§ Dataset listings of figures
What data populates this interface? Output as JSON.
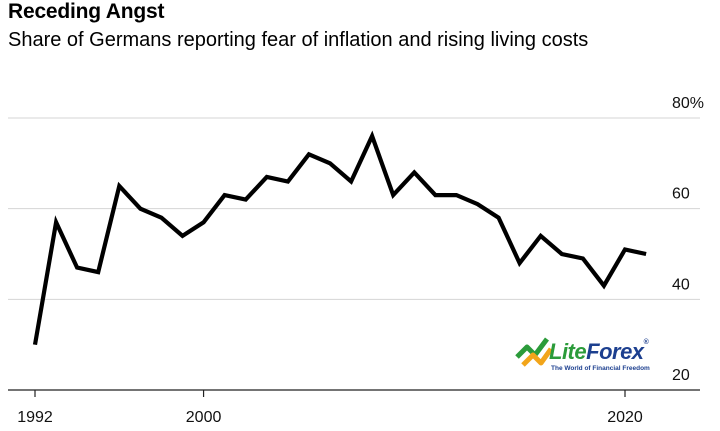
{
  "header": {
    "title": "Receding Angst",
    "subtitle": "Share of Germans reporting fear of inflation and rising living costs"
  },
  "watermark": {
    "brand_lite": "Lite",
    "brand_forex": "Forex",
    "registered": "®",
    "tagline": "The World of Financial Freedom",
    "colors": {
      "green": "#2b9b3a",
      "blue": "#1c3f8f",
      "orange": "#f2a51a"
    }
  },
  "chart_data": {
    "type": "line",
    "title": "Receding Angst",
    "subtitle": "Share of Germans reporting fear of inflation and rising living costs",
    "xlabel": "",
    "ylabel": "",
    "xlim": [
      1992,
      2022
    ],
    "ylim": [
      20,
      80
    ],
    "x_ticks": [
      1992,
      2000,
      2020
    ],
    "x_tick_labels": [
      "1992",
      "2000",
      "2020"
    ],
    "y_ticks": [
      20,
      40,
      60,
      80
    ],
    "y_tick_labels": [
      "20",
      "40",
      "60",
      "80%"
    ],
    "grid": "horizontal",
    "line_color": "#000000",
    "series": [
      {
        "x": [
          1992,
          1993,
          1994,
          1995,
          1996,
          1997,
          1998,
          1999,
          2000,
          2001,
          2002,
          2003,
          2004,
          2005,
          2006,
          2007,
          2008,
          2009,
          2010,
          2011,
          2012,
          2013,
          2014,
          2015,
          2016,
          2017,
          2018,
          2019,
          2020,
          2021
        ],
        "values": [
          30,
          57,
          47,
          46,
          65,
          60,
          58,
          54,
          57,
          63,
          62,
          67,
          66,
          72,
          70,
          66,
          76,
          63,
          68,
          63,
          63,
          61,
          58,
          48,
          54,
          50,
          49,
          43,
          51,
          50
        ]
      }
    ]
  }
}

§ EXERCISE DIRECTIONS
Reply with nothing but the number of lines in the data above that contain "living".

§ REPLY
2